INFORMATION SHOWN
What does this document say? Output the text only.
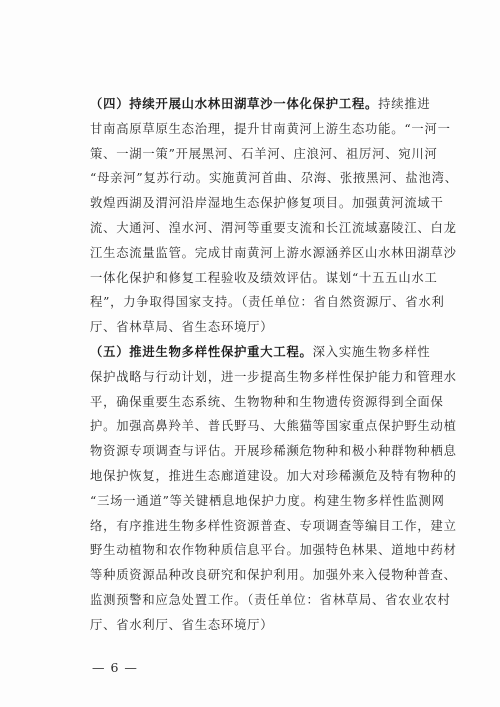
（四）持续开展山水林田湖草沙一体化保护工程。持续推进
甘南高原草原生态治理，提升甘南黄河上游生态功能。“一河一
策、一湖一策”开展黑河、石羊河、庄浪河、祖厉河、宛川河
“母亲河”复苏行动。实施黄河首曲、尕海、张掖黑河、盐池湾、
敦煌西湖及渭河沿岸湿地生态保护修复项目。加强黄河流域干
流、大通河、湟水河、渭河等重要支流和长江流域嘉陵江、白龙
江生态流量监管。完成甘南黄河上游水源涵养区山水林田湖草沙
一体化保护和修复工程验收及绩效评估。谋划“十五五山水工
程”，力争取得国家支持。（责任单位：省自然资源厅、省水利
厅、省林草局、省生态环境厅）
（五）推进生物多样性保护重大工程。深入实施生物多样性
保护战略与行动计划，进一步提高生物多样性保护能力和管理水
平，确保重要生态系统、生物物种和生物遗传资源得到全面保
护。加强高鼻羚羊、普氏野马、大熊猫等国家重点保护野生动植
物资源专项调查与评估。开展珍稀濒危物种和极小种群物种栖息
地保护恢复，推进生态廊道建设。加大对珍稀濒危及特有物种的
“三场一通道”等关键栖息地保护力度。构建生物多样性监测网
络，有序推进生物多样性资源普查、专项调查等编目工作，建立
野生动植物和农作物种质信息平台。加强特色林果、道地中药材
等种质资源品种改良研究和保护利用。加强外来入侵物种普查、
监测预警和应急处置工作。（责任单位：省林草局、省农业农村
厅、省水利厅、省生态环境厅）
— 6 —
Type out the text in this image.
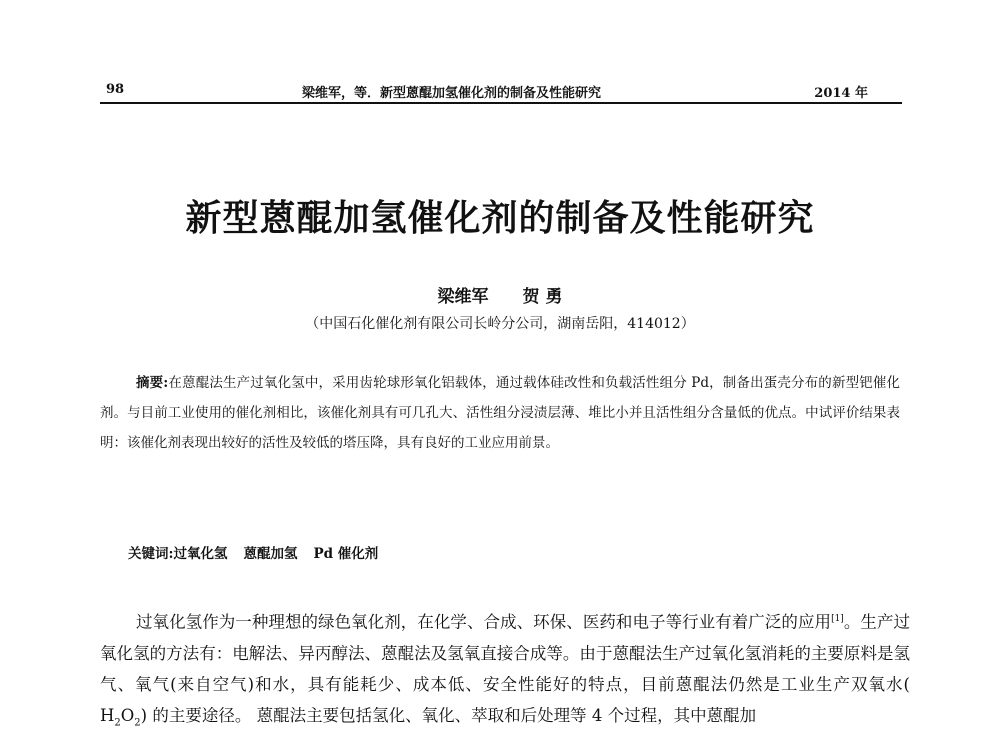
98	梁维军，等．新型蒽醌加氢催化剂的制备及性能研究	2014 年
新型蒽醌加氢催化剂的制备及性能研究
梁维军　　贺 勇
（中国石化催化剂有限公司长岭分公司，湖南岳阳，414012）
摘要:在蒽醌法生产过氧化氢中，采用齿轮球形氧化铝载体，通过载体硅改性和负载活性组分 Pd，制备出蛋壳分布的新型钯催化剂。与目前工业使用的催化剂相比，该催化剂具有可几孔大、活性组分浸渍层薄、堆比小并且活性组分含量低的优点。中试评价结果表明：该催化剂表现出较好的活性及较低的塔压降，具有良好的工业应用前景。
关键词:过氧化氢 蒽醌加氢 Pd 催化剂
过氧化氢作为一种理想的绿色氧化剂，在化学、合成、环保、医药和电子等行业有着广泛的应用[1]。生产过氧化氢的方法有：电解法、异丙醇法、蒽醌法及氢氧直接合成等。由于蒽醌法生产过氧化氢消耗的主要原料是氢气、氧气(来自空气)和水，具有能耗少、成本低、安全性能好的特点，目前蒽醌法仍然是工业生产双氧水( $H_2O_2$) 的主要途径。 蒽醌法主要包括氢化、氧化、萃取和后处理等 4 个过程，其中蒽醌加
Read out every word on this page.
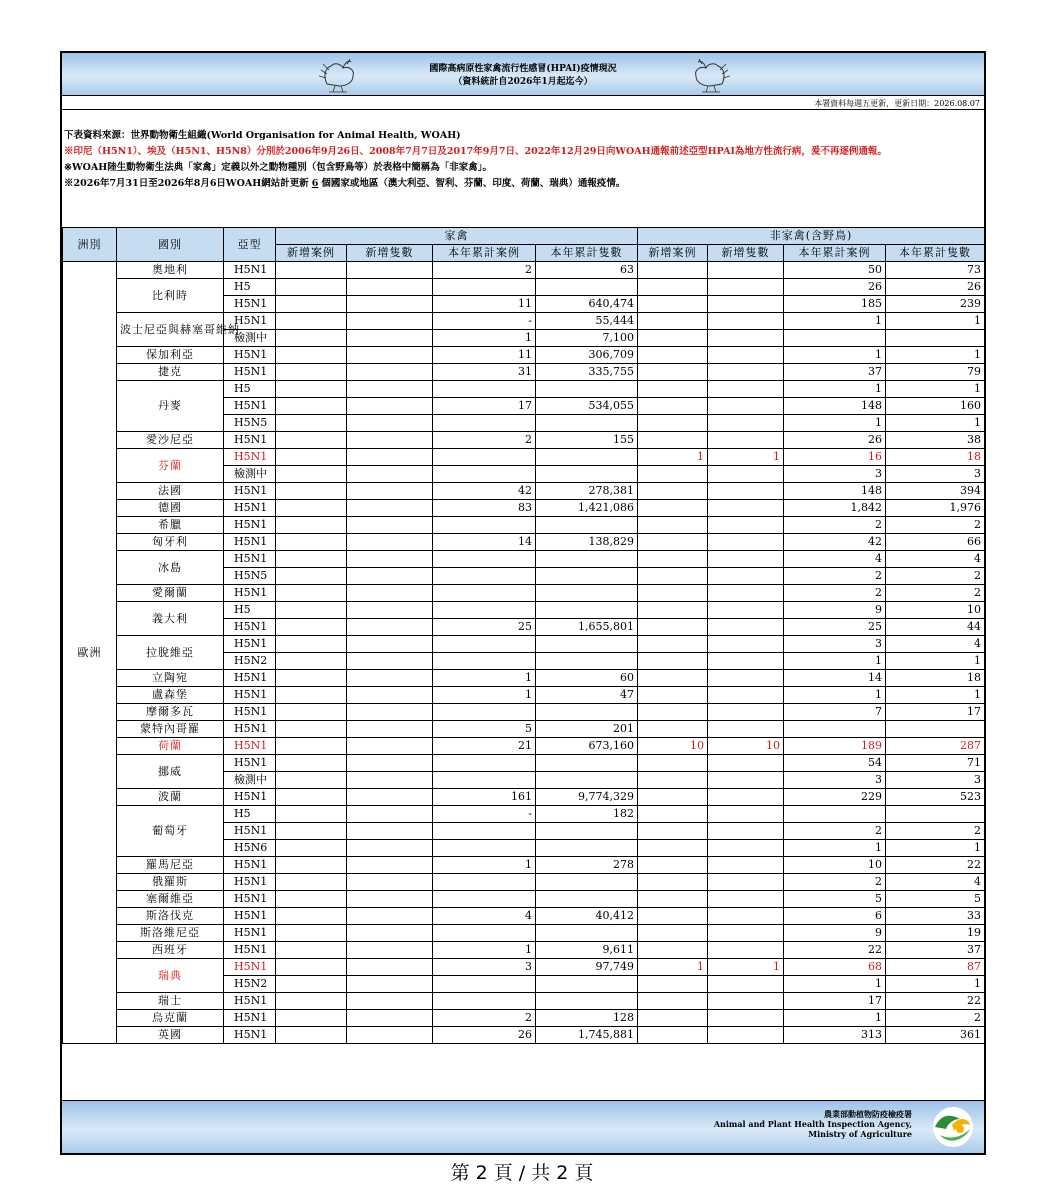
國際高病原性家禽流行性感冒(HPAI)疫情現況
（資料統計自2026年1月起迄今）
本署資料每週五更新，更新日期：2026.08.07
下表資料來源：世界動物衛生組織(World Organisation for Animal Health, WOAH)
※印尼（H5N1）、埃及（H5N1、H5N8）分別於2006年9月26日、2008年7月7日及2017年9月7日、2022年12月29日向WOAH通報前述亞型HPAI為地方性流行病，爰不再逐例通報。
※WOAH陸生動物衛生法典「家禽」定義以外之動物種別（包含野鳥等）於表格中簡稱為「非家禽」。
※2026年7月31日至2026年8月6日WOAH網站計更新 6 個國家或地區（澳大利亞、智利、芬蘭、印度、荷蘭、瑞典）通報疫情。
洲別	國別	亞型	家禽				非家禽(含野鳥)			
			新增案例	新增隻數	本年累計案例	本年累計隻數	新增案例	新增隻數	本年累計案例	本年累計隻數
歐洲	奧地利	H5N1			2	63			50	73
	比利時	H5							26	26
		H5N1			11	640,474			185	239
	波士尼亞與赫塞哥維納	H5N1			-	55,444			1	1
		檢測中			1	7,100				
	保加利亞	H5N1			11	306,709			1	1
	捷克	H5N1			31	335,755			37	79
	丹麥	H5							1	1
		H5N1			17	534,055			148	160
		H5N5							1	1
	愛沙尼亞	H5N1			2	155			26	38
	芬蘭	H5N1					1	1	16	18
		檢測中							3	3
	法國	H5N1			42	278,381			148	394
	德國	H5N1			83	1,421,086			1,842	1,976
	希臘	H5N1							2	2
	匈牙利	H5N1			14	138,829			42	66
	冰島	H5N1							4	4
		H5N5							2	2
	愛爾蘭	H5N1							2	2
	義大利	H5							9	10
		H5N1			25	1,655,801			25	44
	拉脫維亞	H5N1							3	4
		H5N2							1	1
	立陶宛	H5N1			1	60			14	18
	盧森堡	H5N1			1	47			1	1
	摩爾多瓦	H5N1							7	17
	蒙特內哥羅	H5N1			5	201				
	荷蘭	H5N1			21	673,160	10	10	189	287
	挪威	H5N1							54	71
		檢測中							3	3
	波蘭	H5N1			161	9,774,329			229	523
	葡萄牙	H5			-	182				
		H5N1							2	2
		H5N6							1	1
	羅馬尼亞	H5N1			1	278			10	22
	俄羅斯	H5N1							2	4
	塞爾維亞	H5N1							5	5
	斯洛伐克	H5N1			4	40,412			6	33
	斯洛維尼亞	H5N1							9	19
	西班牙	H5N1			1	9,611			22	37
	瑞典	H5N1			3	97,749	1	1	68	87
		H5N2							1	1
	瑞士	H5N1							17	22
	烏克蘭	H5N1			2	128			1	2
	英國	H5N1			26	1,745,881			313	361
農業部動植物防疫檢疫署
Animal and Plant Health Inspection Agency,
Ministry of Agriculture
第 2 頁 / 共 2 頁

JOB
Filter the entries down to the lines with the word "责任单位" in them.

ANSWER TO THIS PROBLEM
程”，力争取得国家支持。（责任单位：省自然资源厅、省水利
监测预警和应急处置工作。（责任单位：省林草局、省农业农村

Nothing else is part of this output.